▶ **DATA LINES**:

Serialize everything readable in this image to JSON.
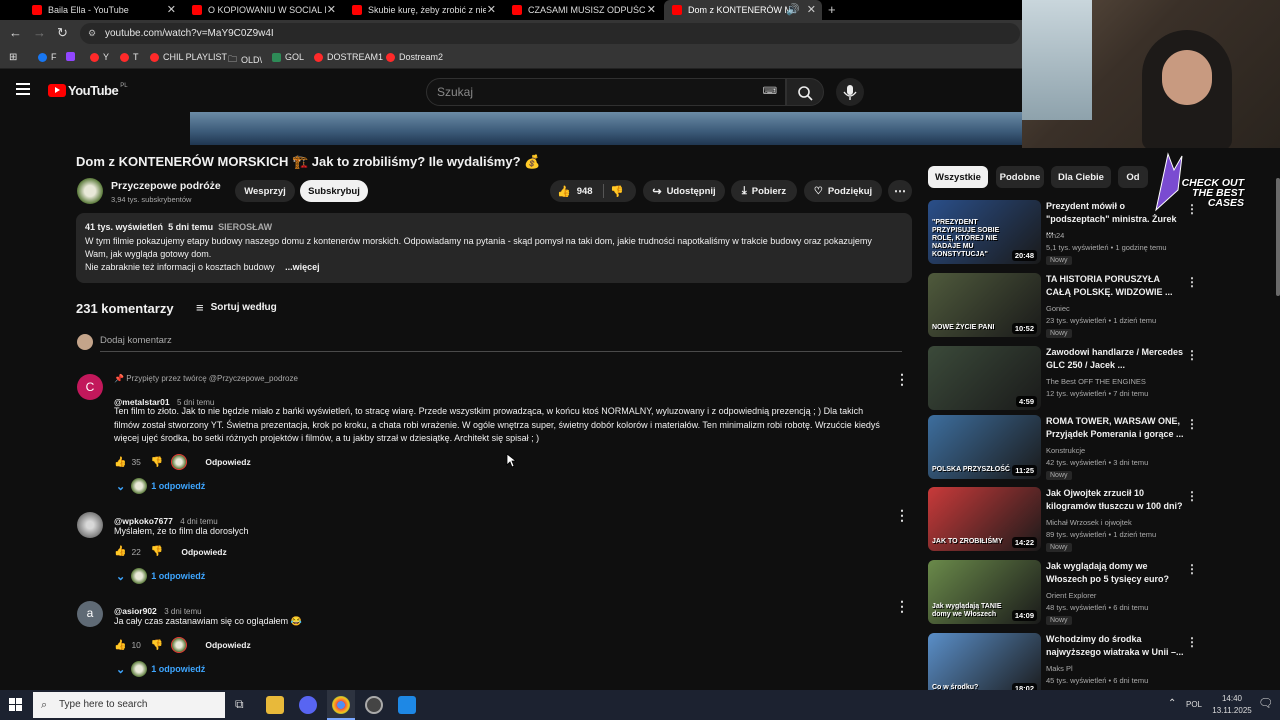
{
  "tabs": [
    {
      "label": "Baila Ella - YouTube"
    },
    {
      "label": "O KOPIOWANIU W SOCIAL ME"
    },
    {
      "label": "Skubie kurę, żeby zrobić z niej"
    },
    {
      "label": "CZASAMI MUSISZ ODPUŚCIĆ..."
    },
    {
      "label": "Dom z KONTENERÓW MOR"
    }
  ],
  "address_bar": {
    "url": "youtube.com/watch?v=MaY9C0Z9w4I"
  },
  "bookmarks": [
    {
      "label": "F"
    },
    {
      "label": ""
    },
    {
      "label": "Y"
    },
    {
      "label": "T"
    },
    {
      "label": "CHIL PLAYLIST"
    },
    {
      "label": "OLD\\"
    },
    {
      "label": "GOL"
    },
    {
      "label": "DOSTREAM1"
    },
    {
      "label": "Dostream2"
    }
  ],
  "header": {
    "logo_text": "YouTube",
    "region": "PL",
    "search_placeholder": "Szukaj"
  },
  "video": {
    "title": "Dom z KONTENERÓW MORSKICH 🏗️ Jak to zrobiliśmy? Ile wydaliśmy? 💰",
    "channel": "Przyczepowe podróże",
    "subscribers": "3,94 tys. subskrybentów",
    "support_label": "Wesprzyj",
    "subscribe_label": "Subskrybuj",
    "likes": "948",
    "share_label": "Udostępnij",
    "download_label": "Pobierz",
    "thanks_label": "Podziękuj"
  },
  "description": {
    "views": "41 tys. wyświetleń",
    "age": "5 dni temu",
    "location": "SIEROSŁAW",
    "line1": "W tym filmie pokazujemy etapy budowy naszego domu z kontenerów morskich. Odpowiadamy na pytania - skąd pomysł na taki dom, jakie trudności napotkaliśmy w trakcie budowy oraz pokazujemy",
    "line2": "Wam, jak wygląda gotowy dom.",
    "line3": "Nie zabraknie też informacji o kosztach budowy",
    "more": "...więcej"
  },
  "comments_section": {
    "count": "231 komentarzy",
    "sort_label": "Sortuj według",
    "add_placeholder": "Dodaj komentarz"
  },
  "comments": [
    {
      "pinned": "Przypięty przez twórcę @Przyczepowe_podroze",
      "avatar_letter": "C",
      "author": "@metalstar01",
      "age": "5 dni temu",
      "text_lines": [
        "Ten film to złoto. Jak to nie będzie miało z bańki wyświetleń, to stracę wiarę. Przede wszystkim prowadząca, w końcu ktoś NORMALNY, wyluzowany i z odpowiednią prezencją ;  )  Dla takich",
        "filmów został stworzony YT. Świetna prezentacja, krok po kroku, a chata robi wrażenie. W ogóle wnętrza super, świetny dobór kolorów i materiałów. Ten minimalizm robi robotę. Wrzućcie kiedyś",
        "więcej ujęć środka, bo setki różnych projektów i filmów, a tu jakby strzał w dziesiątkę. Architekt się spisał ; )"
      ],
      "likes": "35",
      "reply_label": "Odpowiedz",
      "replies": "1 odpowiedź"
    },
    {
      "author": "@wpkoko7677",
      "age": "4 dni temu",
      "text_lines": [
        "Myślałem, że to film dla dorosłych"
      ],
      "likes": "22",
      "reply_label": "Odpowiedz",
      "replies": "1 odpowiedź"
    },
    {
      "avatar_letter": "a",
      "author": "@asior902",
      "age": "3 dni temu",
      "text_lines": [
        "Ja cały czas zastanawiam się co oglądałem 😂"
      ],
      "likes": "10",
      "reply_label": "Odpowiedz",
      "replies": "1 odpowiedź"
    }
  ],
  "chips": [
    {
      "label": "Wszystkie",
      "selected": true
    },
    {
      "label": "Podobne"
    },
    {
      "label": "Dla Ciebie"
    },
    {
      "label": "Od"
    }
  ],
  "overlay_banner": {
    "line1": "CHECK OUT",
    "line2": "THE BEST",
    "line3": "CASES"
  },
  "recommendations": [
    {
      "title": "Prezydent mówił o \"podszeptach\" ministra. Żurek ...",
      "channel": "tvn24",
      "meta": "5,1 tys. wyświetleń • 1 godzinę temu",
      "badge": "Nowy",
      "duration": "20:48",
      "thumb_text": "\"PREZYDENT PRZYPISUJE SOBIE ROLĘ, KTÓREJ NIE NADAJE MU KONSTYTUCJA\"",
      "color": "#2a4f8a"
    },
    {
      "title": "TA HISTORIA PORUSZYŁA CAŁĄ POLSKĘ. WIDZOWIE ...",
      "channel": "Goniec",
      "meta": "23 tys. wyświetleń • 1 dzień temu",
      "badge": "Nowy",
      "duration": "10:52",
      "thumb_text": "NOWE ŻYCIE PANI",
      "color": "#4f5a3c"
    },
    {
      "title": "Zawodowi handlarze / Mercedes GLC 250 / Jacek ...",
      "channel": "The Best OFF THE ENGINES",
      "meta": "12 tys. wyświetleń • 7 dni temu",
      "badge": "",
      "duration": "4:59",
      "thumb_text": "",
      "color": "#3b4a3a"
    },
    {
      "title": "ROMA TOWER, WARSAW ONE, Przyjądek Pomerania i gorące ...",
      "channel": "Konstrukcje",
      "meta": "42 tys. wyświetleń • 3 dni temu",
      "badge": "Nowy",
      "duration": "11:25",
      "thumb_text": "POLSKA PRZYSZŁOŚĆ",
      "color": "#3d6e9e"
    },
    {
      "title": "Jak Ojwojtek zrzucił 10 kilogramów tłuszczu w 100 dni?",
      "channel": "Michał Wrzosek i ojwojtek",
      "meta": "89 tys. wyświetleń • 1 dzień temu",
      "badge": "Nowy",
      "duration": "14:22",
      "thumb_text": "JAK TO ZROBIŁIŚMY",
      "color": "#c93a3a"
    },
    {
      "title": "Jak wyglądają domy we Włoszech po 5 tysięcy euro?",
      "channel": "Orient Explorer",
      "meta": "48 tys. wyświetleń • 6 dni temu",
      "badge": "Nowy",
      "duration": "14:09",
      "thumb_text": "Jak wyglądają TANIE domy we Włoszech",
      "color": "#6a8a4a"
    },
    {
      "title": "Wchodzimy do środka najwyższego wiatraka w Unii –...",
      "channel": "Maks Pl",
      "meta": "45 tys. wyświetleń • 6 dni temu",
      "badge": "",
      "duration": "18:02",
      "thumb_text": "Co w środku?",
      "color": "#5a8fc9"
    }
  ],
  "taskbar": {
    "search_placeholder": "Type here to search",
    "lang": "POL",
    "time": "14:40",
    "date": "13.11.2025"
  }
}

▶ **CHALLENGE**:
Every entry above should be duplicated exactly. Do not include the images.

▶ **RESPONSE TO THIS EXERCISE**:
Serialize everything readable in this image to JSON.
{
  "tabs": [
    {
      "label": "Baila Ella - YouTube"
    },
    {
      "label": "O KOPIOWANIU W SOCIAL ME"
    },
    {
      "label": "Skubie kurę, żeby zrobić z niej"
    },
    {
      "label": "CZASAMI MUSISZ ODPUŚCIĆ..."
    },
    {
      "label": "Dom z KONTENERÓW MOR"
    }
  ],
  "address_bar": {
    "url": "youtube.com/watch?v=MaY9C0Z9w4I"
  },
  "bookmarks": [
    {
      "label": "F"
    },
    {
      "label": ""
    },
    {
      "label": "Y"
    },
    {
      "label": "T"
    },
    {
      "label": "CHIL PLAYLIST"
    },
    {
      "label": "OLD\\"
    },
    {
      "label": "GOL"
    },
    {
      "label": "DOSTREAM1"
    },
    {
      "label": "Dostream2"
    }
  ],
  "header": {
    "logo_text": "YouTube",
    "region": "PL",
    "search_placeholder": "Szukaj"
  },
  "video": {
    "title": "Dom z KONTENERÓW MORSKICH 🏗️ Jak to zrobiliśmy? Ile wydaliśmy? 💰",
    "channel": "Przyczepowe podróże",
    "subscribers": "3,94 tys. subskrybentów",
    "support_label": "Wesprzyj",
    "subscribe_label": "Subskrybuj",
    "likes": "948",
    "share_label": "Udostępnij",
    "download_label": "Pobierz",
    "thanks_label": "Podziękuj"
  },
  "description": {
    "views": "41 tys. wyświetleń",
    "age": "5 dni temu",
    "location": "SIEROSŁAW",
    "line1": "W tym filmie pokazujemy etapy budowy naszego domu z kontenerów morskich. Odpowiadamy na pytania - skąd pomysł na taki dom, jakie trudności napotkaliśmy w trakcie budowy oraz pokazujemy",
    "line2": "Wam, jak wygląda gotowy dom.",
    "line3": "Nie zabraknie też informacji o kosztach budowy",
    "more": "...więcej"
  },
  "comments_section": {
    "count": "231 komentarzy",
    "sort_label": "Sortuj według",
    "add_placeholder": "Dodaj komentarz"
  },
  "comments": [
    {
      "pinned": "Przypięty przez twórcę @Przyczepowe_podroze",
      "avatar_letter": "C",
      "author": "@metalstar01",
      "age": "5 dni temu",
      "text_lines": [
        "Ten film to złoto. Jak to nie będzie miało z bańki wyświetleń, to stracę wiarę. Przede wszystkim prowadząca, w końcu ktoś NORMALNY, wyluzowany i z odpowiednią prezencją ;  )  Dla takich",
        "filmów został stworzony YT. Świetna prezentacja, krok po kroku, a chata robi wrażenie. W ogóle wnętrza super, świetny dobór kolorów i materiałów. Ten minimalizm robi robotę. Wrzućcie kiedyś",
        "więcej ujęć środka, bo setki różnych projektów i filmów, a tu jakby strzał w dziesiątkę. Architekt się spisał ; )"
      ],
      "likes": "35",
      "reply_label": "Odpowiedz",
      "replies": "1 odpowiedź"
    },
    {
      "author": "@wpkoko7677",
      "age": "4 dni temu",
      "text_lines": [
        "Myślałem, że to film dla dorosłych"
      ],
      "likes": "22",
      "reply_label": "Odpowiedz",
      "replies": "1 odpowiedź"
    },
    {
      "avatar_letter": "a",
      "author": "@asior902",
      "age": "3 dni temu",
      "text_lines": [
        "Ja cały czas zastanawiam się co oglądałem 😂"
      ],
      "likes": "10",
      "reply_label": "Odpowiedz",
      "replies": "1 odpowiedź"
    }
  ],
  "chips": [
    {
      "label": "Wszystkie",
      "selected": true
    },
    {
      "label": "Podobne"
    },
    {
      "label": "Dla Ciebie"
    },
    {
      "label": "Od"
    }
  ],
  "overlay_banner": {
    "line1": "CHECK OUT",
    "line2": "THE BEST",
    "line3": "CASES"
  },
  "recommendations": [
    {
      "title": "Prezydent mówił o \"podszeptach\" ministra. Żurek ...",
      "channel": "tvn24",
      "meta": "5,1 tys. wyświetleń • 1 godzinę temu",
      "badge": "Nowy",
      "duration": "20:48",
      "thumb_text": "\"PREZYDENT PRZYPISUJE SOBIE ROLĘ, KTÓREJ NIE NADAJE MU KONSTYTUCJA\"",
      "color": "#2a4f8a"
    },
    {
      "title": "TA HISTORIA PORUSZYŁA CAŁĄ POLSKĘ. WIDZOWIE ...",
      "channel": "Goniec",
      "meta": "23 tys. wyświetleń • 1 dzień temu",
      "badge": "Nowy",
      "duration": "10:52",
      "thumb_text": "NOWE ŻYCIE PANI",
      "color": "#4f5a3c"
    },
    {
      "title": "Zawodowi handlarze / Mercedes GLC 250 / Jacek ...",
      "channel": "The Best OFF THE ENGINES",
      "meta": "12 tys. wyświetleń • 7 dni temu",
      "badge": "",
      "duration": "4:59",
      "thumb_text": "",
      "color": "#3b4a3a"
    },
    {
      "title": "ROMA TOWER, WARSAW ONE, Przyjądek Pomerania i gorące ...",
      "channel": "Konstrukcje",
      "meta": "42 tys. wyświetleń • 3 dni temu",
      "badge": "Nowy",
      "duration": "11:25",
      "thumb_text": "POLSKA PRZYSZŁOŚĆ",
      "color": "#3d6e9e"
    },
    {
      "title": "Jak Ojwojtek zrzucił 10 kilogramów tłuszczu w 100 dni?",
      "channel": "Michał Wrzosek i ojwojtek",
      "meta": "89 tys. wyświetleń • 1 dzień temu",
      "badge": "Nowy",
      "duration": "14:22",
      "thumb_text": "JAK TO ZROBIŁIŚMY",
      "color": "#c93a3a"
    },
    {
      "title": "Jak wyglądają domy we Włoszech po 5 tysięcy euro?",
      "channel": "Orient Explorer",
      "meta": "48 tys. wyświetleń • 6 dni temu",
      "badge": "Nowy",
      "duration": "14:09",
      "thumb_text": "Jak wyglądają TANIE domy we Włoszech",
      "color": "#6a8a4a"
    },
    {
      "title": "Wchodzimy do środka najwyższego wiatraka w Unii –...",
      "channel": "Maks Pl",
      "meta": "45 tys. wyświetleń • 6 dni temu",
      "badge": "",
      "duration": "18:02",
      "thumb_text": "Co w środku?",
      "color": "#5a8fc9"
    }
  ],
  "taskbar": {
    "search_placeholder": "Type here to search",
    "lang": "POL",
    "time": "14:40",
    "date": "13.11.2025"
  }
}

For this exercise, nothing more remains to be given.